-- Start Dataset content --

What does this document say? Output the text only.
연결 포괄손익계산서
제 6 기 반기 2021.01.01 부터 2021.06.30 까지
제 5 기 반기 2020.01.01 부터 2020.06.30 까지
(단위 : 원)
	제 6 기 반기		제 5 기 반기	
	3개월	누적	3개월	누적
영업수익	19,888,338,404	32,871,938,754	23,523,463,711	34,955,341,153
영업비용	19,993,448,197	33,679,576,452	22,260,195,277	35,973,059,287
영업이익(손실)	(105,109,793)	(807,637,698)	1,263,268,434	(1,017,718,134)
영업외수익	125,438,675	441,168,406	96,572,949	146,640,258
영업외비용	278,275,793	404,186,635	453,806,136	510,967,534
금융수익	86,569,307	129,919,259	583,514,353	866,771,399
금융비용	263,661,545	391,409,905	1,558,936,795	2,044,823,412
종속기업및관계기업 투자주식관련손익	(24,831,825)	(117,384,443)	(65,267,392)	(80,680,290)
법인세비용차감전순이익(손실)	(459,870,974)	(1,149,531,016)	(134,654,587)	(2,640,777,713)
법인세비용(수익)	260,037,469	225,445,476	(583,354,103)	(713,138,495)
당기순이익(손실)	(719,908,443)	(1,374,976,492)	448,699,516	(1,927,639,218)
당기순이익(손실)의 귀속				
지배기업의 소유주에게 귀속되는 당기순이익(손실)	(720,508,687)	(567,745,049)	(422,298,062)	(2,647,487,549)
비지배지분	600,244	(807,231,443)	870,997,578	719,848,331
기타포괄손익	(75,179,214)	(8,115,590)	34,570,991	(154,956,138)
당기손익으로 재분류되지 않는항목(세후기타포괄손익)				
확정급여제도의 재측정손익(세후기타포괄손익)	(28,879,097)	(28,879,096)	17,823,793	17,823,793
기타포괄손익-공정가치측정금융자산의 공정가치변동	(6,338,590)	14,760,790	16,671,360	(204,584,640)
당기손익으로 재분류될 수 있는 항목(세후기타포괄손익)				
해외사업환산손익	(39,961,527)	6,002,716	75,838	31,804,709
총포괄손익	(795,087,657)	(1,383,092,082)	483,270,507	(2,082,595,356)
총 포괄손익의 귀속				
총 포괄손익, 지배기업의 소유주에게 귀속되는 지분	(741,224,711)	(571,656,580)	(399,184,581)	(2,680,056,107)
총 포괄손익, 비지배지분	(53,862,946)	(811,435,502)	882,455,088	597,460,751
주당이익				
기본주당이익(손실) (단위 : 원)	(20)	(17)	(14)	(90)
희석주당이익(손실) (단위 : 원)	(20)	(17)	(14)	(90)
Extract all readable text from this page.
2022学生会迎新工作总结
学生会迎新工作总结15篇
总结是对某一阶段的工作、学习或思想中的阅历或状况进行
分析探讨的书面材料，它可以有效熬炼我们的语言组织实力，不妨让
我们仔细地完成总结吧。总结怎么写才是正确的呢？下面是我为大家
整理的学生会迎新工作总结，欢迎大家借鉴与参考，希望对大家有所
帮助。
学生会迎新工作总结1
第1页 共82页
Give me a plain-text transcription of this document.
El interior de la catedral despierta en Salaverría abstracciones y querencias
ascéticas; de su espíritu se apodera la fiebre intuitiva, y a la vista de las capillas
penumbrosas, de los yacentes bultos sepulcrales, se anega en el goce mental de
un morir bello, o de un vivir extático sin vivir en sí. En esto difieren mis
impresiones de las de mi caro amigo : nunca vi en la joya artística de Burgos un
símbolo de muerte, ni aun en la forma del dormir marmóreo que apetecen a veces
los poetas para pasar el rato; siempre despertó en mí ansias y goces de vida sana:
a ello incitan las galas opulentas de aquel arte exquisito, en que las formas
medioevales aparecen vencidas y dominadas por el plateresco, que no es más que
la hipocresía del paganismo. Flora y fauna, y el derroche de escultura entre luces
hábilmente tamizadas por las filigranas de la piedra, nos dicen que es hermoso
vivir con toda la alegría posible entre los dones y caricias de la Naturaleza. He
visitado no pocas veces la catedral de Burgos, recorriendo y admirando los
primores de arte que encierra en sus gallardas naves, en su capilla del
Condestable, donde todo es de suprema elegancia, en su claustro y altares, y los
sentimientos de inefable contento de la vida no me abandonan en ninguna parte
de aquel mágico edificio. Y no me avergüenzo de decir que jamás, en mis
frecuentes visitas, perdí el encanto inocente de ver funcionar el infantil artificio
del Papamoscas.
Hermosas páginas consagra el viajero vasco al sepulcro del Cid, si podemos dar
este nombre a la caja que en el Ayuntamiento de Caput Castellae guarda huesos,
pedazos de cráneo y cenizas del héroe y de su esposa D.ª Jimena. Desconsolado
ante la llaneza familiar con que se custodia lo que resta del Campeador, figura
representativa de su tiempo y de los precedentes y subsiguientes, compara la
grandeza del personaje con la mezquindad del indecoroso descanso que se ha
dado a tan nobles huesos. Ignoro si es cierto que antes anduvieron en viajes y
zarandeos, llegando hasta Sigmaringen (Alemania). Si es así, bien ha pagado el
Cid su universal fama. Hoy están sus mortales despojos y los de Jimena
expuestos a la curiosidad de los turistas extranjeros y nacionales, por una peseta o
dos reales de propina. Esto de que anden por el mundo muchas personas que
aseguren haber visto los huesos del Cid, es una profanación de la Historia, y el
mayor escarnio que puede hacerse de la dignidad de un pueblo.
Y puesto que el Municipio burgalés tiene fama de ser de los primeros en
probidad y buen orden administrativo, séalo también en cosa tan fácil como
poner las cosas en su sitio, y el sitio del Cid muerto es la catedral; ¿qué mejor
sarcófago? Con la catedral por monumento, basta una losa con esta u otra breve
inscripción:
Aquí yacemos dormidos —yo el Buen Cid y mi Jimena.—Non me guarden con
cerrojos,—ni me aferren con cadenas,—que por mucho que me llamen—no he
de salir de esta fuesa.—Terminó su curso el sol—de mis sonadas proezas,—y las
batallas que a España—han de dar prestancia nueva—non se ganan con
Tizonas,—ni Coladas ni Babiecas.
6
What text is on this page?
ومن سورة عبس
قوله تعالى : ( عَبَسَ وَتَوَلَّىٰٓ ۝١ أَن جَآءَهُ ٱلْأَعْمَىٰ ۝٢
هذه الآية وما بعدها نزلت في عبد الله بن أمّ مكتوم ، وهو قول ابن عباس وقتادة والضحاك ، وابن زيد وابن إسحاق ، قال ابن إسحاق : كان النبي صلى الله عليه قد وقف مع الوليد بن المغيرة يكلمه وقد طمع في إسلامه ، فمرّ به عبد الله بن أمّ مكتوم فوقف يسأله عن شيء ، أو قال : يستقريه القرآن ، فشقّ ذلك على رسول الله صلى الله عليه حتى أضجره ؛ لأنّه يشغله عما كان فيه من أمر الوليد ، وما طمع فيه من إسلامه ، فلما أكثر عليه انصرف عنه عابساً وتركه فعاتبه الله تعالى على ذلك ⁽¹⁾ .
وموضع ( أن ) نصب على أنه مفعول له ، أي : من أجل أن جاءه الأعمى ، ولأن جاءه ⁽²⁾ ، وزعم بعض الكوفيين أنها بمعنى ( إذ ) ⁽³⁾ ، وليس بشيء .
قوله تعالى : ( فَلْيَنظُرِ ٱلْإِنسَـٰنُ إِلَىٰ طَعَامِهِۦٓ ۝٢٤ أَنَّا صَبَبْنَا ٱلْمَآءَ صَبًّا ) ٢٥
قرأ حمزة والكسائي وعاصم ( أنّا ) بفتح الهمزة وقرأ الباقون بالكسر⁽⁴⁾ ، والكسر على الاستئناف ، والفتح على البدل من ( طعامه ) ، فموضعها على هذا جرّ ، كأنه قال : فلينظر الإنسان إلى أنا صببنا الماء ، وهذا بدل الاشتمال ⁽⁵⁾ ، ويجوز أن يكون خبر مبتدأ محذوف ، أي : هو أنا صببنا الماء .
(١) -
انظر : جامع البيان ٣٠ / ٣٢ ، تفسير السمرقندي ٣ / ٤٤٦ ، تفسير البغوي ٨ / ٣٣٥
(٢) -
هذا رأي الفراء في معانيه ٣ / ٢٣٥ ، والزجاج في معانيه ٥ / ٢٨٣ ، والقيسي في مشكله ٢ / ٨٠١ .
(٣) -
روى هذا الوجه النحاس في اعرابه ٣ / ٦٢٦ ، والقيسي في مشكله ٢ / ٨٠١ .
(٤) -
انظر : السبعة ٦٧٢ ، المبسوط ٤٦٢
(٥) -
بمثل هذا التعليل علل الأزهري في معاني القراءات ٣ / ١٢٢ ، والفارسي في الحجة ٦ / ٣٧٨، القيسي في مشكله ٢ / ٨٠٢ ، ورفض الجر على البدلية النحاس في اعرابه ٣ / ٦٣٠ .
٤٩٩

-- End Dataset content --

Required work ::
Give only the number of lines in the data that hold the string "catedral".

Final answer ::
4